##### Recorded information #####
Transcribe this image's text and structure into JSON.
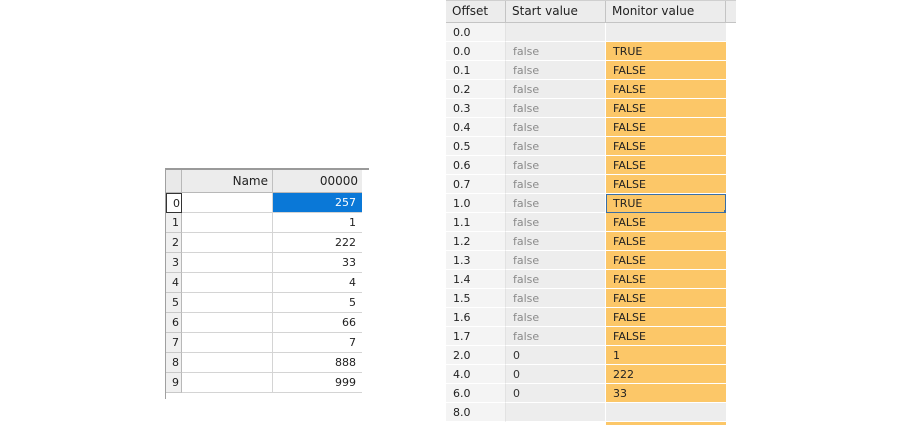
{
  "left_grid": {
    "headers": {
      "name": "Name",
      "value": "00000"
    },
    "rows": [
      {
        "index": "0",
        "value": "257"
      },
      {
        "index": "1",
        "value": "1"
      },
      {
        "index": "2",
        "value": "222"
      },
      {
        "index": "3",
        "value": "33"
      },
      {
        "index": "4",
        "value": "4"
      },
      {
        "index": "5",
        "value": "5"
      },
      {
        "index": "6",
        "value": "66"
      },
      {
        "index": "7",
        "value": "7"
      },
      {
        "index": "8",
        "value": "888"
      },
      {
        "index": "9",
        "value": "999"
      }
    ]
  },
  "right_table": {
    "headers": {
      "offset": "Offset",
      "start": "Start value",
      "monitor": "Monitor value"
    },
    "rows": [
      {
        "offset": "0.0",
        "start": "",
        "monitor": ""
      },
      {
        "offset": "0.0",
        "start": "false",
        "monitor": "TRUE"
      },
      {
        "offset": "0.1",
        "start": "false",
        "monitor": "FALSE"
      },
      {
        "offset": "0.2",
        "start": "false",
        "monitor": "FALSE"
      },
      {
        "offset": "0.3",
        "start": "false",
        "monitor": "FALSE"
      },
      {
        "offset": "0.4",
        "start": "false",
        "monitor": "FALSE"
      },
      {
        "offset": "0.5",
        "start": "false",
        "monitor": "FALSE"
      },
      {
        "offset": "0.6",
        "start": "false",
        "monitor": "FALSE"
      },
      {
        "offset": "0.7",
        "start": "false",
        "monitor": "FALSE"
      },
      {
        "offset": "1.0",
        "start": "false",
        "monitor": "TRUE"
      },
      {
        "offset": "1.1",
        "start": "false",
        "monitor": "FALSE"
      },
      {
        "offset": "1.2",
        "start": "false",
        "monitor": "FALSE"
      },
      {
        "offset": "1.3",
        "start": "false",
        "monitor": "FALSE"
      },
      {
        "offset": "1.4",
        "start": "false",
        "monitor": "FALSE"
      },
      {
        "offset": "1.5",
        "start": "false",
        "monitor": "FALSE"
      },
      {
        "offset": "1.6",
        "start": "false",
        "monitor": "FALSE"
      },
      {
        "offset": "1.7",
        "start": "false",
        "monitor": "FALSE"
      },
      {
        "offset": "2.0",
        "start": "0",
        "monitor": "1"
      },
      {
        "offset": "4.0",
        "start": "0",
        "monitor": "222"
      },
      {
        "offset": "6.0",
        "start": "0",
        "monitor": "33"
      },
      {
        "offset": "8.0",
        "start": "",
        "monitor": ""
      }
    ]
  },
  "colors": {
    "selection_blue": "#0a78d7",
    "monitor_orange": "#fcc768",
    "header_gray": "#ececec"
  }
}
#####
Written task
Your answer should be a single number: how many lines of the material contain the word "index".

The reply
10